## [TASK]
Can you lay out every line of the entries below as a JSON list of strings, one string per line, with blank lines left out?

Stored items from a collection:
* * *

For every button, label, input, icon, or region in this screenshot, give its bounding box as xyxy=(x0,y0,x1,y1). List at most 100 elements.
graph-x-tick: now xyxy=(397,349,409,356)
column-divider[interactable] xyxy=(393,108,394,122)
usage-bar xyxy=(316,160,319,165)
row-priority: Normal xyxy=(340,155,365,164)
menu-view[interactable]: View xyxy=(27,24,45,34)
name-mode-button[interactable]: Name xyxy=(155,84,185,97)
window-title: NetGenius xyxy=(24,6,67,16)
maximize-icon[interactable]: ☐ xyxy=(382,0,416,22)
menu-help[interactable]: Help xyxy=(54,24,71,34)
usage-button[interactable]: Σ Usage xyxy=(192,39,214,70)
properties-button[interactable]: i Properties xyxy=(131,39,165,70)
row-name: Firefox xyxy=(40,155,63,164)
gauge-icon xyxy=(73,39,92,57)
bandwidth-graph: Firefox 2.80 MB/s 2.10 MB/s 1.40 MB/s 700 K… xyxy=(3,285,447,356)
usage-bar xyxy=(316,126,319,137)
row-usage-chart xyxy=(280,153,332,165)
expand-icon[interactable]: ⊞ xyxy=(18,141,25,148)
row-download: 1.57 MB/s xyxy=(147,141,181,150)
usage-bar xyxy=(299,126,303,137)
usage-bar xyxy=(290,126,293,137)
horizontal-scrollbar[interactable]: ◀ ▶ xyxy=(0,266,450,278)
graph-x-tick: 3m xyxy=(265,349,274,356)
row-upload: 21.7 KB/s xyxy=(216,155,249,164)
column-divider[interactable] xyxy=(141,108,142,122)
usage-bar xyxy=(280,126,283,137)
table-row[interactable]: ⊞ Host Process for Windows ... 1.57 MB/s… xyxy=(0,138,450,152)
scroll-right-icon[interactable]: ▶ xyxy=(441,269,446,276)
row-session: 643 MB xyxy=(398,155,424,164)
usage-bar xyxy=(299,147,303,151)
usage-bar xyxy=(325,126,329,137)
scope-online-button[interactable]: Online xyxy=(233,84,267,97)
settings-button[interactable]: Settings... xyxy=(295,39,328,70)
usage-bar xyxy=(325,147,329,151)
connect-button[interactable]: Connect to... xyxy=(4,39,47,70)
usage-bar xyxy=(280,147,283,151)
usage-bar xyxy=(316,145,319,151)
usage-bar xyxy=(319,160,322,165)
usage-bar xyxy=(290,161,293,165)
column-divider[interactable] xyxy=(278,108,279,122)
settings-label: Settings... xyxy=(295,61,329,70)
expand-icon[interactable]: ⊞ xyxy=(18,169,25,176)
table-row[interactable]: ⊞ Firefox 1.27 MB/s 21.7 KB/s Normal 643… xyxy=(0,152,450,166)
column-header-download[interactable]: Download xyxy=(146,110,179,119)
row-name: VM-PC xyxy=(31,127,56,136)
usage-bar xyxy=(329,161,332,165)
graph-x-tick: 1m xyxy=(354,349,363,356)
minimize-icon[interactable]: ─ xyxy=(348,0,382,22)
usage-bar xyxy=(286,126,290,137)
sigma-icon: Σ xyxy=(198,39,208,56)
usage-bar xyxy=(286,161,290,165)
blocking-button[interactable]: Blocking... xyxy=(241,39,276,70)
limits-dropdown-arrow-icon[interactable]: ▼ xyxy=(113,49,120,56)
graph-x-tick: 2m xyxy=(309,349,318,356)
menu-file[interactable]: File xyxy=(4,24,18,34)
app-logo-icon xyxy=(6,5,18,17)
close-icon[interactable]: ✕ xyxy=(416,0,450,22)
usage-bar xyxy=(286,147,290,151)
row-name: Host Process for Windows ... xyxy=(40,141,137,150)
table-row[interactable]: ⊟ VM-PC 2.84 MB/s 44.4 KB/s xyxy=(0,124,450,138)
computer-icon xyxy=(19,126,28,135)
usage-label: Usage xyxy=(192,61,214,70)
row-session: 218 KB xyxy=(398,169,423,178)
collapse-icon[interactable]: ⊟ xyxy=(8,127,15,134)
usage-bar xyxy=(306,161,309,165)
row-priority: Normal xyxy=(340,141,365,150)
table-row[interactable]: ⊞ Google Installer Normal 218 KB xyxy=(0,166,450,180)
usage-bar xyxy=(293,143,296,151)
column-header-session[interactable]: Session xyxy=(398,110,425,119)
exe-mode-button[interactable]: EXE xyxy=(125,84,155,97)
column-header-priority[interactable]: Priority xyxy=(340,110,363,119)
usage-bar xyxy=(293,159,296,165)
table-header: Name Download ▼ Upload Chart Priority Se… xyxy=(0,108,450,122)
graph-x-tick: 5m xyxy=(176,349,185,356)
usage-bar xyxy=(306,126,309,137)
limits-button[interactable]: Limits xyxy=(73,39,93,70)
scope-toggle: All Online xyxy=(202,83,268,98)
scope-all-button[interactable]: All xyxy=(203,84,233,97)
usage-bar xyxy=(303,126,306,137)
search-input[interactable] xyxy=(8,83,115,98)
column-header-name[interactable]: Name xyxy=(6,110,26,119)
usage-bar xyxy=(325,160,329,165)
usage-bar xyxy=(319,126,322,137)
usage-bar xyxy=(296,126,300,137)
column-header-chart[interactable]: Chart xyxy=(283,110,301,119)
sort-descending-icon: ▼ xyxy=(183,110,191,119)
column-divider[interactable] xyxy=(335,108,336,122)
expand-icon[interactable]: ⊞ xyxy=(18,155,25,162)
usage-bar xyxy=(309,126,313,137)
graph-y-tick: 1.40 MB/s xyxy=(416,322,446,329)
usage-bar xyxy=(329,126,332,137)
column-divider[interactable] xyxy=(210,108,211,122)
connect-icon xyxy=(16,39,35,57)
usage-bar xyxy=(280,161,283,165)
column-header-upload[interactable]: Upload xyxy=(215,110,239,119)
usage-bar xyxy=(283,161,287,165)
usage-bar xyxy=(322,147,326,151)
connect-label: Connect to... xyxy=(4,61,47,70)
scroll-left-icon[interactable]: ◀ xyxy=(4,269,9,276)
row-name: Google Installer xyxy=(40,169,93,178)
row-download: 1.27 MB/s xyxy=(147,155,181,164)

* * *

## [RESULT OF THIS EXERCISE]
[
  "For every button, label, input, icon, or region in this screenshot, give its bounding box as xyxy=(x0,y0,x1,y1). List at most 100 elements.",
  "graph-x-tick: now xyxy=(397,349,409,356)",
  "column-divider[interactable] xyxy=(393,108,394,122)",
  "usage-bar xyxy=(316,160,319,165)",
  "row-priority: Normal xyxy=(340,155,365,164)",
  "menu-view[interactable]: View xyxy=(27,24,45,34)",
  "name-mode-button[interactable]: Name xyxy=(155,84,185,97)",
  "window-title: NetGenius xyxy=(24,6,67,16)",
  "maximize-icon[interactable]: ☐ xyxy=(382,0,416,22)",
  "menu-help[interactable]: Help xyxy=(54,24,71,34)",
  "usage-button[interactable]: Σ Usage xyxy=(192,39,214,70)",
  "properties-button[interactable]: i Properties xyxy=(131,39,165,70)",
  "row-name: Firefox xyxy=(40,155,63,164)",
  "gauge-icon xyxy=(73,39,92,57)",
  "bandwidth-graph: Firefox 2.80 MB/s 2.10 MB/s 1.40 MB/s 700 K… xyxy=(3,285,447,356)",
  "usage-bar xyxy=(316,126,319,137)",
  "row-usage-chart xyxy=(280,153,332,165)",
  "expand-icon[interactable]: ⊞ xyxy=(18,141,25,148)",
  "row-download: 1.57 MB/s xyxy=(147,141,181,150)",
  "usage-bar xyxy=(299,126,303,137)",
  "usage-bar xyxy=(290,126,293,137)",
  "horizontal-scrollbar[interactable]: ◀ ▶ xyxy=(0,266,450,278)",
  "graph-x-tick: 3m xyxy=(265,349,274,356)",
  "row-upload: 21.7 KB/s xyxy=(216,155,249,164)",
  "column-divider[interactable] xyxy=(141,108,142,122)",
  "usage-bar xyxy=(280,126,283,137)",
  "table-row[interactable]: ⊞ Host Process for Windows ... 1.57 MB/s… xyxy=(0,138,450,152)",
  "scroll-right-icon[interactable]: ▶ xyxy=(441,269,446,276)",
  "row-session: 643 MB xyxy=(398,155,424,164)",
  "usage-bar xyxy=(299,147,303,151)",
  "usage-bar xyxy=(325,126,329,137)",
  "scope-online-button[interactable]: Online xyxy=(233,84,267,97)",
  "settings-button[interactable]: Settings... xyxy=(295,39,328,70)",
  "usage-bar xyxy=(325,147,329,151)",
  "connect-button[interactable]: Connect to... xyxy=(4,39,47,70)",
  "usage-bar xyxy=(280,147,283,151)",
  "usage-bar xyxy=(316,145,319,151)",
  "usage-bar xyxy=(319,160,322,165)",
  "usage-bar xyxy=(290,161,293,165)",
  "column-divider[interactable] xyxy=(278,108,279,122)",
  "settings-label: Settings... xyxy=(295,61,329,70)",
  "expand-icon[interactable]: ⊞ xyxy=(18,169,25,176)",
  "table-row[interactable]: ⊞ Firefox 1.27 MB/s 21.7 KB/s Normal 643… xyxy=(0,152,450,166)",
  "column-header-download[interactable]: Download xyxy=(146,110,179,119)",
  "row-name: VM-PC xyxy=(31,127,56,136)",
  "usage-bar xyxy=(329,161,332,165)",
  "graph-x-tick: 1m xyxy=(354,349,363,356)",
  "minimize-icon[interactable]: ─ xyxy=(348,0,382,22)",
  "usage-bar xyxy=(286,126,290,137)",
  "sigma-icon: Σ xyxy=(198,39,208,56)",
  "usage-bar xyxy=(286,161,290,165)",
  "blocking-button[interactable]: Blocking... xyxy=(241,39,276,70)",
  "limits-dropdown-arrow-icon[interactable]: ▼ xyxy=(113,49,120,56)",
  "graph-x-tick: 2m xyxy=(309,349,318,356)",
  "menu-file[interactable]: File xyxy=(4,24,18,34)",
  "app-logo-icon xyxy=(6,5,18,17)",
  "close-icon[interactable]: ✕ xyxy=(416,0,450,22)",
  "usage-bar xyxy=(286,147,290,151)",
  "row-name: Host Process for Windows ... xyxy=(40,141,137,150)",
  "table-row[interactable]: ⊟ VM-PC 2.84 MB/s 44.4 KB/s xyxy=(0,124,450,138)",
  "computer-icon xyxy=(19,126,28,135)",
  "usage-label: Usage xyxy=(192,61,214,70)",
  "row-session: 218 KB xyxy=(398,169,423,178)",
  "collapse-icon[interactable]: ⊟ xyxy=(8,127,15,134)",
  "usage-bar xyxy=(306,161,309,165)",
  "row-priority: Normal xyxy=(340,141,365,150)",
  "table-row[interactable]: ⊞ Google Installer Normal 218 KB xyxy=(0,166,450,180)",
  "usage-bar xyxy=(293,143,296,151)",
  "column-header-session[interactable]: Session xyxy=(398,110,425,119)",
  "exe-mode-button[interactable]: EXE xyxy=(125,84,155,97)",
  "column-header-priority[interactable]: Priority xyxy=(340,110,363,119)",
  "usage-bar xyxy=(293,159,296,165)",
  "table-header: Name Download ▼ Upload Chart Priority Se… xyxy=(0,108,450,122)",
  "graph-x-tick: 5m xyxy=(176,349,185,356)",
  "usage-bar xyxy=(306,126,309,137)",
  "limits-button[interactable]: Limits xyxy=(73,39,93,70)",
  "scope-toggle: All Online xyxy=(202,83,268,98)",
  "scope-all-button[interactable]: All xyxy=(203,84,233,97)",
  "usage-bar xyxy=(303,126,306,137)",
  "search-input[interactable] xyxy=(8,83,115,98)",
  "column-header-name[interactable]: Name xyxy=(6,110,26,119)",
  "usage-bar xyxy=(325,160,329,165)",
  "usage-bar xyxy=(319,126,322,137)",
  "usage-bar xyxy=(296,126,300,137)",
  "column-header-chart[interactable]: Chart xyxy=(283,110,301,119)",
  "sort-descending-icon: ▼ xyxy=(183,110,191,119)",
  "column-divider[interactable] xyxy=(335,108,336,122)",
  "expand-icon[interactable]: ⊞ xyxy=(18,155,25,162)",
  "usage-bar xyxy=(309,126,313,137)",
  "graph-y-tick: 1.40 MB/s xyxy=(416,322,446,329)",
  "usage-bar xyxy=(329,126,332,137)",
  "column-divider[interactable] xyxy=(210,108,211,122)",
  "connect-icon xyxy=(16,39,35,57)",
  "usage-bar xyxy=(280,161,283,165)",
  "column-header-upload[interactable]: Upload xyxy=(215,110,239,119)",
  "usage-bar xyxy=(283,161,287,165)",
  "usage-bar xyxy=(322,147,326,151)",
  "connect-label: Connect to... xyxy=(4,61,47,70)",
  "scroll-left-icon[interactable]: ◀ xyxy=(4,269,9,276)",
  "row-name: Google Installer xyxy=(40,169,93,178)",
  "row-download: 1.27 MB/s xyxy=(147,155,181,164)"
]